Source passage start

Abstract:We perform an out-of-distribution analysis of ~12,000,000 semi-independent 128x128 pixel^2 SST regions, which we define as cutouts, from all nighttime granules in the MODIS R2019 Level-2 public dataset to discover the most complex or extreme phenomena at the ocean surface. Our algorithm (Ulmo) is a probabilistic autoencoder, which combines two deep learning modules: (1) an autoencoder, trained on ~150,000 random cutouts from 2010, to represent any input cutout with a 512-dimensional latent vector akin to a (non-linear) EOF analysis; and (2) a normalizing flow, which maps the autoencoder's latent space distribution onto an isotropic Gaussian manifold. From the latter, we calculate a log-likelihood value for each cutout and define outlier cutouts to be those in the lowest 0.1% of the distribution. These exhibit large gradients and patterns characteristic of a highly dynamic ocean surface, and many are located within larger complexes whose unique dynamics warrant future analysis. Without guidance, Ulmo consistently locates the outliers where the major western boundary currents separate from the continental margin. Buoyed by these results, we begin the process of exploring the fundamental patterns learned by Ulmo, identifying several compelling examples. Future work may find that algorithms like Ulmo hold significant potential/promise to learn and derive other, not-yet-identified behaviors in the ocean from the many archives of satellite-derived SST fields. As important, we see no impediment to applying them to other large, remote-sensing datasets for ocean science (e.g., sea surface height, ocean color).

Source passage end
The records start

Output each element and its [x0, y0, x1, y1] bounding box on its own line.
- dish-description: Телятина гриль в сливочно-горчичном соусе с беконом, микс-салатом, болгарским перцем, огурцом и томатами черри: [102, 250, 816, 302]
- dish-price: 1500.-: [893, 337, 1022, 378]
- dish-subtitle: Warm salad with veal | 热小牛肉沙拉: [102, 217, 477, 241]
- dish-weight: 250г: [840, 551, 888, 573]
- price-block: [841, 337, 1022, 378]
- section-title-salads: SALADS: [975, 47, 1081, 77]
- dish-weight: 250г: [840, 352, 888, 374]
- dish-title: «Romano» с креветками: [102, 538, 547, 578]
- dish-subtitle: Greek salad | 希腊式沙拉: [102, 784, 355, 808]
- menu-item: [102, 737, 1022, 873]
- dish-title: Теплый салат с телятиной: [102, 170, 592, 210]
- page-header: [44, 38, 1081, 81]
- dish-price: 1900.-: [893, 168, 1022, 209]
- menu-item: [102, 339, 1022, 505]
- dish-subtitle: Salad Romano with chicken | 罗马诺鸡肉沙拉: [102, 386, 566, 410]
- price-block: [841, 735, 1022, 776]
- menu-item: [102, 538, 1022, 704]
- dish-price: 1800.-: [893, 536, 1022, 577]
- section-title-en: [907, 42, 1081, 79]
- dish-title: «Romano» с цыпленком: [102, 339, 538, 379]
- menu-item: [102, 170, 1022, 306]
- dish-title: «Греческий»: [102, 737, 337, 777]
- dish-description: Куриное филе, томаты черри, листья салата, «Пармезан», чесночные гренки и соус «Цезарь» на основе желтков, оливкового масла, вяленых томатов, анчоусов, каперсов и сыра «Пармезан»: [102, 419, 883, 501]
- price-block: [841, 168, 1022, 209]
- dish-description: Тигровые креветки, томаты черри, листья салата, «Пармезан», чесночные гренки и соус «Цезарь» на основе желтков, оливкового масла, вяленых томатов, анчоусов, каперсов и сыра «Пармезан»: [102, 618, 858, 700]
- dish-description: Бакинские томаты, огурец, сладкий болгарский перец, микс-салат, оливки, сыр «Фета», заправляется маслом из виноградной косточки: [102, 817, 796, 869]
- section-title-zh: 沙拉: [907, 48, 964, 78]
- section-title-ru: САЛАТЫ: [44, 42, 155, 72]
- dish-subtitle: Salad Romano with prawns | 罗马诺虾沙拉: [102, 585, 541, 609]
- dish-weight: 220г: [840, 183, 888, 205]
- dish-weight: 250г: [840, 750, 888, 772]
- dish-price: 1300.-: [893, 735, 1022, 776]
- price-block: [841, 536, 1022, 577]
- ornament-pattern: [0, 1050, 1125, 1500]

The records end

◆ Written problem A
Decide whether each statement below agrees with the abstract on ocean-surface outliers. Answer yes or no for each, and quote the deciding words of the abstract.
(i) The autoencoder was trained on about 150,000 random cutouts from 2010.
(ii) Outlier cutouts are defined as those in the lowest 1% of the distribution.
(iii) Ulmo locates the outliers where the major western boundary currents separate from the continental margin only when it is given guidance.
◆ Written problem B
Return the rows line for line without any change. Start with the first line of the rows and go on through the line that contains "- dish-description: Тигровые", including both of these lines.

◆ Full response A
(i) Yes: "trained on ~150,000 random cutouts from 2010"
(ii) No: "define outlier cutouts to be those in the lowest 0.1% of the distribution"
(iii) No: "Without guidance, Ulmo consistently locates the outliers where the major western boundary currents separate from the continental margin."

◆ Full response B
Output each element and its [x0, y0, x1, y1] bounding box on its own line.
- dish-description: Телятина гриль в сливочно-горчичном соусе с беконом, микс-салатом, болгарским перцем, огурцом и томатами черри: [102, 250, 816, 302]
- dish-price: 1500.-: [893, 337, 1022, 378]
- dish-subtitle: Warm salad with veal | 热小牛肉沙拉: [102, 217, 477, 241]
- dish-weight: 250г: [840, 551, 888, 573]
- price-block: [841, 337, 1022, 378]
- section-title-salads: SALADS: [975, 47, 1081, 77]
- dish-weight: 250г: [840, 352, 888, 374]
- dish-title: «Romano» с креветками: [102, 538, 547, 578]
- dish-subtitle: Greek salad | 希腊式沙拉: [102, 784, 355, 808]
- menu-item: [102, 737, 1022, 873]
- dish-title: Теплый салат с телятиной: [102, 170, 592, 210]
- page-header: [44, 38, 1081, 81]
- dish-price: 1900.-: [893, 168, 1022, 209]
- menu-item: [102, 339, 1022, 505]
- dish-subtitle: Salad Romano with chicken | 罗马诺鸡肉沙拉: [102, 386, 566, 410]
- price-block: [841, 735, 1022, 776]
- menu-item: [102, 538, 1022, 704]
- dish-price: 1800.-: [893, 536, 1022, 577]
- section-title-en: [907, 42, 1081, 79]
- dish-title: «Romano» с цыпленком: [102, 339, 538, 379]
- menu-item: [102, 170, 1022, 306]
- dish-title: «Греческий»: [102, 737, 337, 777]
- dish-description: Куриное филе, томаты черри, листья салата, «Пармезан», чесночные гренки и соус «Цезарь» на основе желтков, оливкового масла, вяленых томатов, анчоусов, каперсов и сыра «Пармезан»: [102, 419, 883, 501]
- price-block: [841, 168, 1022, 209]
- dish-description: Тигровые креветки, томаты черри, листья салата, «Пармезан», чесночные гренки и соус «Цезарь» на основе желтков, оливкового масла, вяленых томатов, анчоусов, каперсов и сыра «Пармезан»: [102, 618, 858, 700]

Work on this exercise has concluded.